EXERCISE DESCRIPTION –
Each line of the data that includes the string "zadluženost" is to be copied out.

--- Begin DATASET ---

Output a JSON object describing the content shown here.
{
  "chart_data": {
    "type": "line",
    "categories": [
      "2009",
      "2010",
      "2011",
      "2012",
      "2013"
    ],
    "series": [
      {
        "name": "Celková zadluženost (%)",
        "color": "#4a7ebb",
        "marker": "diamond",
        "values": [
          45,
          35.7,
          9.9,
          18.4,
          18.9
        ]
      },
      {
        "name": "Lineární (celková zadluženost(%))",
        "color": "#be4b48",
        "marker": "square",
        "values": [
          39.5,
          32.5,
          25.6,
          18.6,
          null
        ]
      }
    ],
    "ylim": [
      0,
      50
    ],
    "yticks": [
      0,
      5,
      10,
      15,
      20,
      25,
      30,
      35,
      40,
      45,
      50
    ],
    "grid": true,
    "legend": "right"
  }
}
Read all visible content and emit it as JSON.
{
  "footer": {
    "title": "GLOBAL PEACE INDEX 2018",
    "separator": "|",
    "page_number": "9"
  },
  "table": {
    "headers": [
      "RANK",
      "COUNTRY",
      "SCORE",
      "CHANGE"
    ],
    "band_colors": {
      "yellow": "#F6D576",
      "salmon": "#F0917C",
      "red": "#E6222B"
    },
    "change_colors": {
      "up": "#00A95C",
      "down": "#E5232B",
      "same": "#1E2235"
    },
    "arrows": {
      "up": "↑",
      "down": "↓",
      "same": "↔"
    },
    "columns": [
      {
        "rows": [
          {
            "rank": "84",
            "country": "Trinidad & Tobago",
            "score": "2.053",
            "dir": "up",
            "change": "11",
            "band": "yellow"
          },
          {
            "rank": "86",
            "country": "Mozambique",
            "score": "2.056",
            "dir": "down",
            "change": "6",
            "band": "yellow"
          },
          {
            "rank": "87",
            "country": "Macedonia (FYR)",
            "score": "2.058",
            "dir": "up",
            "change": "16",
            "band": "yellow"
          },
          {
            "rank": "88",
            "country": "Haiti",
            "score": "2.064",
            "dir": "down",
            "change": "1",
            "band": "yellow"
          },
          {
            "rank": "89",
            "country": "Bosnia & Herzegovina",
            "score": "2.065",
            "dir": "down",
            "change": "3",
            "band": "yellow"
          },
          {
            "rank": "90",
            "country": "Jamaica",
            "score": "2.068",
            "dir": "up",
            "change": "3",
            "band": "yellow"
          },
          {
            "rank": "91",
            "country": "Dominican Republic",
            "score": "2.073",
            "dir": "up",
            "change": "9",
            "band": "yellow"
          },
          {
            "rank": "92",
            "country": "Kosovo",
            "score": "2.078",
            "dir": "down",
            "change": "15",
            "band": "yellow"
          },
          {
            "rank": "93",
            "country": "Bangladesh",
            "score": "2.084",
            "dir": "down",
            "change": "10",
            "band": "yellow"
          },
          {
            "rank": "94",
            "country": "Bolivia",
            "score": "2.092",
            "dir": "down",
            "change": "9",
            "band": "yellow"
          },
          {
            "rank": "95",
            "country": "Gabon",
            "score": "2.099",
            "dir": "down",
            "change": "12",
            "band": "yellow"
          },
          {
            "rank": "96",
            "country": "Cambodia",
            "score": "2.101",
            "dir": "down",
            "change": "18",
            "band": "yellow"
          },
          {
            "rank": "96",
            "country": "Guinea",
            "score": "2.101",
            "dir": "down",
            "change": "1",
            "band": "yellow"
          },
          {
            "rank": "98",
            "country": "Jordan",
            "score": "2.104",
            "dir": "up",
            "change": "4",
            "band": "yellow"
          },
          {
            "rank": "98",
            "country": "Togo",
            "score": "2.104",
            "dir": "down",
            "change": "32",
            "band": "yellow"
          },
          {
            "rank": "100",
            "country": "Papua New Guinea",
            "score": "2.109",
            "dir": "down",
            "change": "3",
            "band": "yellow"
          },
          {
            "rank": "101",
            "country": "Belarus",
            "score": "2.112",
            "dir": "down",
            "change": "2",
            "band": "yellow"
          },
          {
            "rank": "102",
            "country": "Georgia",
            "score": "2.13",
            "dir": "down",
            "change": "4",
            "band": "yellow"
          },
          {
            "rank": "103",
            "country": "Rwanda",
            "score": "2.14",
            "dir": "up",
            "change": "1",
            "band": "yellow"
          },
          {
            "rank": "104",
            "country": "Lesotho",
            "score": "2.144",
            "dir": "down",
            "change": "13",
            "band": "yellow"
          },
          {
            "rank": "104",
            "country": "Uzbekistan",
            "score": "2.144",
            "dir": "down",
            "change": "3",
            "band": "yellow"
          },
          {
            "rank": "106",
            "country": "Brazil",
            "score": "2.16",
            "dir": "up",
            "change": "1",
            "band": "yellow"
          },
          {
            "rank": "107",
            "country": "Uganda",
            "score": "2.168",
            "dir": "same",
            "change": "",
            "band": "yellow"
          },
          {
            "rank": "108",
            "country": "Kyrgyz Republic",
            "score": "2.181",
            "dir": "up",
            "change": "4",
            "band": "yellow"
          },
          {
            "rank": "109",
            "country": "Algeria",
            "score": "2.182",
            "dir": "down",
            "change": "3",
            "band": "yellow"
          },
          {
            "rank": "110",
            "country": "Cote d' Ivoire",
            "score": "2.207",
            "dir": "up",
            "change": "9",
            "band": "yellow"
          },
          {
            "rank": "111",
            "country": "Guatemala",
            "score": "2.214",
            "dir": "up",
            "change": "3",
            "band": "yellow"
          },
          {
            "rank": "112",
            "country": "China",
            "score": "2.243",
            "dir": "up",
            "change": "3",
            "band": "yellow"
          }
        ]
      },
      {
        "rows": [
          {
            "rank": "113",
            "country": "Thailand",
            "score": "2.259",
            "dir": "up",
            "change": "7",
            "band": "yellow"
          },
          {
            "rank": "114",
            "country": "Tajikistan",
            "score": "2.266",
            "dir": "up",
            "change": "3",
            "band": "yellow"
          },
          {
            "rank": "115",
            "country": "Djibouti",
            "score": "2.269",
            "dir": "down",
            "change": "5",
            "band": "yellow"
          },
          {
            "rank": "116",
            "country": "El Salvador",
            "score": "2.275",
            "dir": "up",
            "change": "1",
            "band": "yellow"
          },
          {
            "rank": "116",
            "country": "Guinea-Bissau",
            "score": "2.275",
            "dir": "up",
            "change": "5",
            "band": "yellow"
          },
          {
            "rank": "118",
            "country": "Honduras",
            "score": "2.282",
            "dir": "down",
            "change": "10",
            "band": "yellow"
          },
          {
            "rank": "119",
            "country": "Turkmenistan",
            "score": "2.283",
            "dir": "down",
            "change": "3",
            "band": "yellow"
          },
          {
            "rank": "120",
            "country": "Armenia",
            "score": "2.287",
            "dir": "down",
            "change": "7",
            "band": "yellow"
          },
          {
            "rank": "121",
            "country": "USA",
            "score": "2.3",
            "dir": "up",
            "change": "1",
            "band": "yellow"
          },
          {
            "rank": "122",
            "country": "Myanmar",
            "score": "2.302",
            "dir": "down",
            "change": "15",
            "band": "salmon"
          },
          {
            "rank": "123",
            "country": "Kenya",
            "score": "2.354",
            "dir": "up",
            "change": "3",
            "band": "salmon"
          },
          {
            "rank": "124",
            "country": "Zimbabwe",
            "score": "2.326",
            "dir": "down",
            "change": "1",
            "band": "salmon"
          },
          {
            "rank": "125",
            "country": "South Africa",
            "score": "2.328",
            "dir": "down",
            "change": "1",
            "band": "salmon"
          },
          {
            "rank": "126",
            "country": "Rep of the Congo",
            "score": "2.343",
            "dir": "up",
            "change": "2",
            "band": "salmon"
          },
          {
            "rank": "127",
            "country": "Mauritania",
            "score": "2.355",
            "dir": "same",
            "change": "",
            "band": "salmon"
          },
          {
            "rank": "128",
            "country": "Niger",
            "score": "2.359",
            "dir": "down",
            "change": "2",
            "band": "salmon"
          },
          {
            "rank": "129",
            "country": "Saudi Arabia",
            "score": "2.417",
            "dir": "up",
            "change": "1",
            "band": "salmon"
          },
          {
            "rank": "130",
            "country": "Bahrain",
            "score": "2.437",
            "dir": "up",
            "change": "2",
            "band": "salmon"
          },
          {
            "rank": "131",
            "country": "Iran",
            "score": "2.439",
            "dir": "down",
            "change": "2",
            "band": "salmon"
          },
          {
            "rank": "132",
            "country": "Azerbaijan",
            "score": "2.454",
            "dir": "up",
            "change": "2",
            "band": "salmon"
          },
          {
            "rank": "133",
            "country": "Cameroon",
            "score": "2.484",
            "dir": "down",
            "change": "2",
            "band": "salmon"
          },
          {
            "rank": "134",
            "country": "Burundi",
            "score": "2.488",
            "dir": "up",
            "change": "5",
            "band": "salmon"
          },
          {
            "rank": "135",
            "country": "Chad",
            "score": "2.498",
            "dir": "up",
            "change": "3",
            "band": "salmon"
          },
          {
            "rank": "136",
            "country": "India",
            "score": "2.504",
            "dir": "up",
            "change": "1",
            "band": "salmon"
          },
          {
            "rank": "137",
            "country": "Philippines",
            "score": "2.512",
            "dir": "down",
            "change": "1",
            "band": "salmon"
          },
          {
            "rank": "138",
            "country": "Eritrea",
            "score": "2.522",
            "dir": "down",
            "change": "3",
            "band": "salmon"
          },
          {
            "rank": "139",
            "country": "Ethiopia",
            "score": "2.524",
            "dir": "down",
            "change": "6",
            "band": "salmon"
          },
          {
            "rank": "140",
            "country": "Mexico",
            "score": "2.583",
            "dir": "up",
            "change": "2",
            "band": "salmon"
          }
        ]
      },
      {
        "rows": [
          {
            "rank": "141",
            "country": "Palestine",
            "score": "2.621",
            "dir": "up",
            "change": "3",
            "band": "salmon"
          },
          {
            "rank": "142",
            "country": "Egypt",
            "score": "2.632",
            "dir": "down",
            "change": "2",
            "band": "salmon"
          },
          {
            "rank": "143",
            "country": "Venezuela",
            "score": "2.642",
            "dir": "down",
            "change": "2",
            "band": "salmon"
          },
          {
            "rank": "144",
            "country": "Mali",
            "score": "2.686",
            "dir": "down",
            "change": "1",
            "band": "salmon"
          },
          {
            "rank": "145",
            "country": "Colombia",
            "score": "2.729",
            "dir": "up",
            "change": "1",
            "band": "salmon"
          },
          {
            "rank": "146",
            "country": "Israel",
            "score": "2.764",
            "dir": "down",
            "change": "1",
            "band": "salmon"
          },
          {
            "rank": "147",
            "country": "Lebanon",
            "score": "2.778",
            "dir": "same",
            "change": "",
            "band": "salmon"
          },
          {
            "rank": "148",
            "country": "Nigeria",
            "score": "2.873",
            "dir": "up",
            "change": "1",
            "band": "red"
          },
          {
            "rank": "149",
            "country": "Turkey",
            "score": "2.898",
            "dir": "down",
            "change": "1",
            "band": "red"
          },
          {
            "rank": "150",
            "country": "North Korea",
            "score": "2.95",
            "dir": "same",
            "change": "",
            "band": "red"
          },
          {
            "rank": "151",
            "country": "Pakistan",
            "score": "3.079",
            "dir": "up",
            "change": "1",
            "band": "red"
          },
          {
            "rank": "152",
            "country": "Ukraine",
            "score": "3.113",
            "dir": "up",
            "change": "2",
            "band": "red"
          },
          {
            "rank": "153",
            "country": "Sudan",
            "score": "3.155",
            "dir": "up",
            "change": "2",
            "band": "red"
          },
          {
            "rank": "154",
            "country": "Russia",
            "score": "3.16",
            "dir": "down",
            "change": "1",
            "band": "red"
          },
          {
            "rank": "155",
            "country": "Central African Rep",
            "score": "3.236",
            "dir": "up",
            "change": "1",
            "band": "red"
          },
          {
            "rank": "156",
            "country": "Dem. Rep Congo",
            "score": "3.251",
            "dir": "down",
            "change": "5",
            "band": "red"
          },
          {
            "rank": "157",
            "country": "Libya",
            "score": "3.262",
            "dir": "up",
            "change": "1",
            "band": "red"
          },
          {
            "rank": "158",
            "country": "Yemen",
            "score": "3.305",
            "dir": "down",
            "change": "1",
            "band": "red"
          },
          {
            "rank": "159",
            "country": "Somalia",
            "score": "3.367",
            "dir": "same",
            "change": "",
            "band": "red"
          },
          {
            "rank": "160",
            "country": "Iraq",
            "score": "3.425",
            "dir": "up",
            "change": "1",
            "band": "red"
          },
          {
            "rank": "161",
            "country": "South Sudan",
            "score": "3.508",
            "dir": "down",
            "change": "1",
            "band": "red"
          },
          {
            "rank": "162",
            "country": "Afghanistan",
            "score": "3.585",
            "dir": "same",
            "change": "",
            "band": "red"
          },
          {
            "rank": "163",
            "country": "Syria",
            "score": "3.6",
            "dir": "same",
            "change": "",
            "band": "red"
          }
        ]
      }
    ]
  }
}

--- End DATASET ---

RESPONSE TO THIS EXERCISE –
        "name": "Celková zadluženost (%)",
        "name": "Lineární (celková zadluženost(%))",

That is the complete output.